● YOUR OBJECTIVE
Filter these entries so that only lines with the word "impact" remain.

-- start STORED RECORDS --

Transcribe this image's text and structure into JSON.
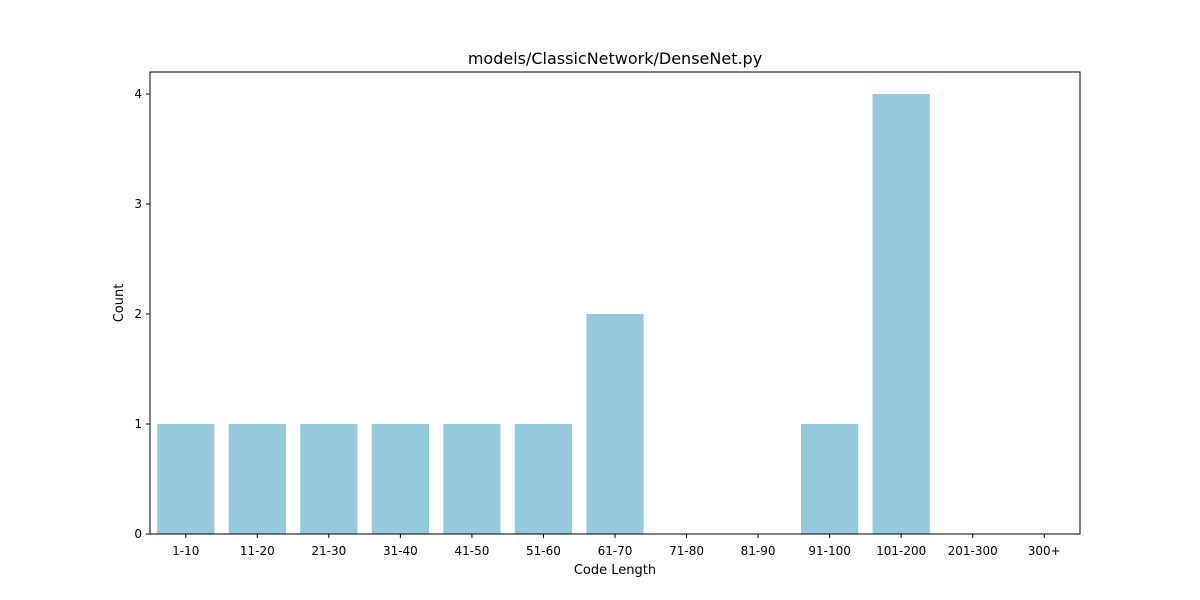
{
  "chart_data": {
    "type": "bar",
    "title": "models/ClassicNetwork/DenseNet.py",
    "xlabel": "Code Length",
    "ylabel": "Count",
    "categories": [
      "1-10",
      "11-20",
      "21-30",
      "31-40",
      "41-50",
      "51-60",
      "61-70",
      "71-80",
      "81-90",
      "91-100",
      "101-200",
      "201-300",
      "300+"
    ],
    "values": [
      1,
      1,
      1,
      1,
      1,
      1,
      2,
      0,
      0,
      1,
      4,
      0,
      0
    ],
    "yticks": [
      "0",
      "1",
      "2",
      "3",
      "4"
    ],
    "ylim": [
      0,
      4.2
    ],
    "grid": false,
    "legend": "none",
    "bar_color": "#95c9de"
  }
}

-- end STORED RECORDS --
-- start STORED RECORDS --

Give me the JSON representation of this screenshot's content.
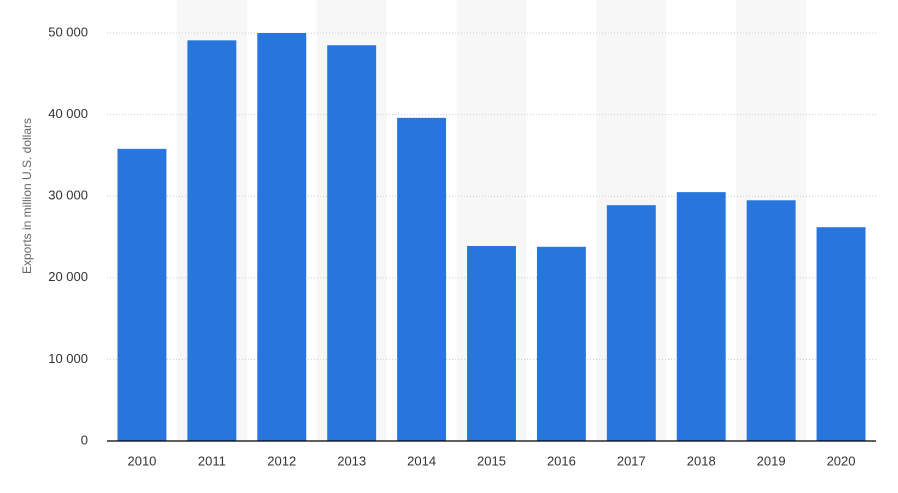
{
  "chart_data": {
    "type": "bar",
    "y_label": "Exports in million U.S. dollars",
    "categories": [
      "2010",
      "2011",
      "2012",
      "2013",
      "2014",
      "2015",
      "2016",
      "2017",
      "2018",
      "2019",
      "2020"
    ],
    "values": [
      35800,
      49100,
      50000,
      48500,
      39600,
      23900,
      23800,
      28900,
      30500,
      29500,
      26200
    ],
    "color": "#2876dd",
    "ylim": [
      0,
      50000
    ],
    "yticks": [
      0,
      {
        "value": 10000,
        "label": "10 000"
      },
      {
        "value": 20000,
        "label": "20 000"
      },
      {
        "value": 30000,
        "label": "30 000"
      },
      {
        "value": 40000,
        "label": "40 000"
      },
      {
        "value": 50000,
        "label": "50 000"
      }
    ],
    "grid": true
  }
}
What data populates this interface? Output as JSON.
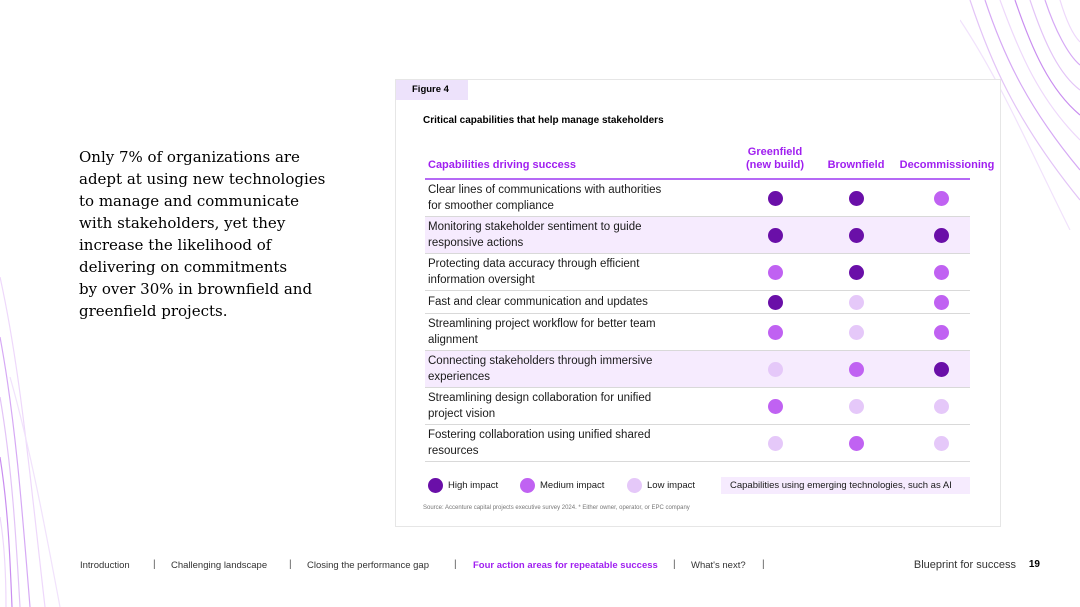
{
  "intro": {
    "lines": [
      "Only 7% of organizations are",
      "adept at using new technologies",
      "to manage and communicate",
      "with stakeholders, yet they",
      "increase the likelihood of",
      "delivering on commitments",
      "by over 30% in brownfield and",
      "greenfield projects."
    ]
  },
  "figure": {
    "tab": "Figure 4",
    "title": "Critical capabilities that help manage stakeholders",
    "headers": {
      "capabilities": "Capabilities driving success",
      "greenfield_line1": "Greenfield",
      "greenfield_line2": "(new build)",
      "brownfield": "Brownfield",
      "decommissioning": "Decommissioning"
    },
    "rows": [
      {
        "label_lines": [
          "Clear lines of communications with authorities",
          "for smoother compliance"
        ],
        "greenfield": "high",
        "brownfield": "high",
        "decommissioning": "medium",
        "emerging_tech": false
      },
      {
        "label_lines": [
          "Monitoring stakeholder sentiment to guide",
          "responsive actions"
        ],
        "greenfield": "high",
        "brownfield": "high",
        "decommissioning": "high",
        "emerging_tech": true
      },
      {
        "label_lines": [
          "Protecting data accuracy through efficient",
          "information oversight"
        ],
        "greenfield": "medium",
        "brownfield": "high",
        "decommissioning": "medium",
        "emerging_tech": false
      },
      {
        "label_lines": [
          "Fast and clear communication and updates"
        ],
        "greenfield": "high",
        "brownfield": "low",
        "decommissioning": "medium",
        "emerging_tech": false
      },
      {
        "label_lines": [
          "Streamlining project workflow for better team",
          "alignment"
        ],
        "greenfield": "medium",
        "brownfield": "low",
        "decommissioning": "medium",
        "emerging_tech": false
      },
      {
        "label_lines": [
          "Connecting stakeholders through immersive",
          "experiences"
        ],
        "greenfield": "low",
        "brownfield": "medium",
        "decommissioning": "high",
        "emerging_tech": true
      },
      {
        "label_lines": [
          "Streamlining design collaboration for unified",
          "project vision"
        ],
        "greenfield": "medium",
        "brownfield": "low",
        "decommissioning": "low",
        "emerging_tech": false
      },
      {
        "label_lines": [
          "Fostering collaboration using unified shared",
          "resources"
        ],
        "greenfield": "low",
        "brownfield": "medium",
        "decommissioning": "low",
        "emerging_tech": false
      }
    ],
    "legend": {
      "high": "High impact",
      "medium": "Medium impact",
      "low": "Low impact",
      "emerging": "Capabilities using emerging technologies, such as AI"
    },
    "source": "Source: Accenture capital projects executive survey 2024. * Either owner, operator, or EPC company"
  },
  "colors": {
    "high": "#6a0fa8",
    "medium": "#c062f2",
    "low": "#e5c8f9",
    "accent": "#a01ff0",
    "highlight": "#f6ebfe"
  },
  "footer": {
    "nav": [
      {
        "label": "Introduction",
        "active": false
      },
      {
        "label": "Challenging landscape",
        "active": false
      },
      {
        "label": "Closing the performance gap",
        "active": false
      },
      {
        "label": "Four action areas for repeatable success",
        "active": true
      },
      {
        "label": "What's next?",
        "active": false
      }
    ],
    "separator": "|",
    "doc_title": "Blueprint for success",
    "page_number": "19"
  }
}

-- end STORED RECORDS --

● COMPLETE OUTPUT
      "high": "High impact",
      "medium": "Medium impact",
      "low": "Low impact",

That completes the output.